*PROVIDED DATA*.

--------------------

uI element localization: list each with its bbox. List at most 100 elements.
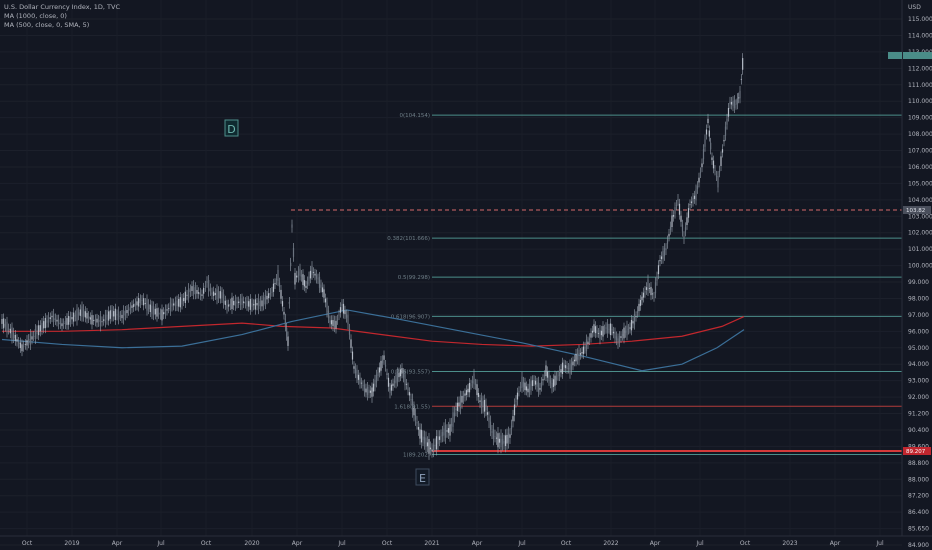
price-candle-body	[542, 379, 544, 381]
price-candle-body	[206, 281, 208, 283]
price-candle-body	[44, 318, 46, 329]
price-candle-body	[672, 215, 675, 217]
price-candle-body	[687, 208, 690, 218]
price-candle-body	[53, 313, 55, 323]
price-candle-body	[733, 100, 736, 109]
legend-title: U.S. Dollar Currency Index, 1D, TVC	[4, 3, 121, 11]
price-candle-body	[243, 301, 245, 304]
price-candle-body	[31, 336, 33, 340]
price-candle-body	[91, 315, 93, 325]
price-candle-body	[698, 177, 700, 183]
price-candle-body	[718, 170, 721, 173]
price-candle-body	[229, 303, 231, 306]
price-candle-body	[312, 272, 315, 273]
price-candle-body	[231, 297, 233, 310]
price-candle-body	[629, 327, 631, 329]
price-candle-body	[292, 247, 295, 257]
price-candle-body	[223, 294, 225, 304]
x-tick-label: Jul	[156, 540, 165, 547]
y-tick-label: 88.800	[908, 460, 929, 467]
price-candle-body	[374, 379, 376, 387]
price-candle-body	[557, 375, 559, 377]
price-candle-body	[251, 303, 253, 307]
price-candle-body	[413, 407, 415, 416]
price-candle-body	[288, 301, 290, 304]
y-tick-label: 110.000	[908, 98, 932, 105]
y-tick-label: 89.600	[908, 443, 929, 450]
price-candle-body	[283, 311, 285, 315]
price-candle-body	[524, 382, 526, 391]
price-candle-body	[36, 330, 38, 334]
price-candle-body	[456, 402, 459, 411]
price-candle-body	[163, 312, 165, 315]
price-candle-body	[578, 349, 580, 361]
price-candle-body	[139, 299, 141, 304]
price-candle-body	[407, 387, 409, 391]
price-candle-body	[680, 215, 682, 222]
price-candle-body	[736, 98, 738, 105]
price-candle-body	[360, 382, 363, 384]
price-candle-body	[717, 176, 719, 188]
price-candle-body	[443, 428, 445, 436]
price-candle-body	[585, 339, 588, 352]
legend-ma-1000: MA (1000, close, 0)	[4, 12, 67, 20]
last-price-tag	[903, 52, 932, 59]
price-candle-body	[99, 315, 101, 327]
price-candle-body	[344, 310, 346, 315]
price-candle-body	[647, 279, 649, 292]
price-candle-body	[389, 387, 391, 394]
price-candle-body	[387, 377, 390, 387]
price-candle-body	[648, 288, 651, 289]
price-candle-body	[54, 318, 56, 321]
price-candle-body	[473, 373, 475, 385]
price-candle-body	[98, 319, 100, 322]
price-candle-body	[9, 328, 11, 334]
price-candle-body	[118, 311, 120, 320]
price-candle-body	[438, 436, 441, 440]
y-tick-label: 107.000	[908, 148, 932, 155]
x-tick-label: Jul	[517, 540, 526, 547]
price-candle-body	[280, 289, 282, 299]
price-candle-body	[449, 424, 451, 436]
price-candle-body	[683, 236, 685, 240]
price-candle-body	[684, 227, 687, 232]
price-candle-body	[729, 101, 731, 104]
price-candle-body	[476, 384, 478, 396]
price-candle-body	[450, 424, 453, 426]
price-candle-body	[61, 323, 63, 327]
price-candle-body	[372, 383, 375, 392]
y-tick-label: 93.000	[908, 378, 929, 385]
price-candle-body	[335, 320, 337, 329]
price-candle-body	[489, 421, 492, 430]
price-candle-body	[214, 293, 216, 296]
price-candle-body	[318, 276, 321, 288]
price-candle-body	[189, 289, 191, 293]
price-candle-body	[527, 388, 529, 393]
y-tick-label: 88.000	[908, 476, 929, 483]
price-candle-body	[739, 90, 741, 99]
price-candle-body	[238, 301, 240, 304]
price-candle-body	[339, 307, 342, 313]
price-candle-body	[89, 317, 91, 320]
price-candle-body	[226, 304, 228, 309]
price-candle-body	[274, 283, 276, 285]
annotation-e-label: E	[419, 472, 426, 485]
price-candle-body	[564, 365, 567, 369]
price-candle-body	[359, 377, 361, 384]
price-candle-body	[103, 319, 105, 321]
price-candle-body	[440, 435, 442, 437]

--------------------

*REQUEST*. Reproduce every line of the data above without changing a character, and omit the picture.

*EXERCISE RESPONSE*.
uI element localization: list each with its bbox. List at most 100 elements.
price-candle-body	[542, 379, 544, 381]
price-candle-body	[206, 281, 208, 283]
price-candle-body	[44, 318, 46, 329]
price-candle-body	[672, 215, 675, 217]
price-candle-body	[687, 208, 690, 218]
price-candle-body	[53, 313, 55, 323]
price-candle-body	[733, 100, 736, 109]
legend-title: U.S. Dollar Currency Index, 1D, TVC	[4, 3, 121, 11]
price-candle-body	[243, 301, 245, 304]
price-candle-body	[31, 336, 33, 340]
price-candle-body	[91, 315, 93, 325]
price-candle-body	[698, 177, 700, 183]
price-candle-body	[718, 170, 721, 173]
price-candle-body	[229, 303, 231, 306]
price-candle-body	[312, 272, 315, 273]
price-candle-body	[231, 297, 233, 310]
price-candle-body	[629, 327, 631, 329]
price-candle-body	[292, 247, 295, 257]
price-candle-body	[223, 294, 225, 304]
x-tick-label: Jul	[156, 540, 165, 547]
y-tick-label: 88.800	[908, 460, 929, 467]
price-candle-body	[374, 379, 376, 387]
price-candle-body	[557, 375, 559, 377]
price-candle-body	[251, 303, 253, 307]
price-candle-body	[413, 407, 415, 416]
price-candle-body	[288, 301, 290, 304]
y-tick-label: 110.000	[908, 98, 932, 105]
y-tick-label: 89.600	[908, 443, 929, 450]
price-candle-body	[283, 311, 285, 315]
price-candle-body	[524, 382, 526, 391]
price-candle-body	[36, 330, 38, 334]
price-candle-body	[456, 402, 459, 411]
price-candle-body	[163, 312, 165, 315]
price-candle-body	[578, 349, 580, 361]
price-candle-body	[139, 299, 141, 304]
price-candle-body	[407, 387, 409, 391]
price-candle-body	[680, 215, 682, 222]
price-candle-body	[736, 98, 738, 105]
price-candle-body	[360, 382, 363, 384]
price-candle-body	[717, 176, 719, 188]
price-candle-body	[443, 428, 445, 436]
price-candle-body	[585, 339, 588, 352]
legend-ma-1000: MA (1000, close, 0)	[4, 12, 67, 20]
last-price-tag	[903, 52, 932, 59]
price-candle-body	[99, 315, 101, 327]
price-candle-body	[344, 310, 346, 315]
price-candle-body	[647, 279, 649, 292]
price-candle-body	[389, 387, 391, 394]
price-candle-body	[387, 377, 390, 387]
price-candle-body	[648, 288, 651, 289]
price-candle-body	[54, 318, 56, 321]
price-candle-body	[473, 373, 475, 385]
price-candle-body	[98, 319, 100, 322]
price-candle-body	[9, 328, 11, 334]
price-candle-body	[118, 311, 120, 320]
price-candle-body	[438, 436, 441, 440]
y-tick-label: 107.000	[908, 148, 932, 155]
x-tick-label: Jul	[517, 540, 526, 547]
price-candle-body	[280, 289, 282, 299]
price-candle-body	[449, 424, 451, 436]
price-candle-body	[683, 236, 685, 240]
price-candle-body	[684, 227, 687, 232]
price-candle-body	[729, 101, 731, 104]
price-candle-body	[476, 384, 478, 396]
price-candle-body	[450, 424, 453, 426]
price-candle-body	[61, 323, 63, 327]
price-candle-body	[372, 383, 375, 392]
y-tick-label: 93.000	[908, 378, 929, 385]
price-candle-body	[335, 320, 337, 329]
price-candle-body	[489, 421, 492, 430]
price-candle-body	[214, 293, 216, 296]
price-candle-body	[318, 276, 321, 288]
price-candle-body	[189, 289, 191, 293]
price-candle-body	[527, 388, 529, 393]
y-tick-label: 88.000	[908, 476, 929, 483]
price-candle-body	[739, 90, 741, 99]
price-candle-body	[238, 301, 240, 304]
price-candle-body	[339, 307, 342, 313]
price-candle-body	[89, 317, 91, 320]
price-candle-body	[226, 304, 228, 309]
price-candle-body	[274, 283, 276, 285]
annotation-e-label: E	[419, 472, 426, 485]
price-candle-body	[564, 365, 567, 369]
price-candle-body	[359, 377, 361, 384]
price-candle-body	[103, 319, 105, 321]
price-candle-body	[440, 435, 442, 437]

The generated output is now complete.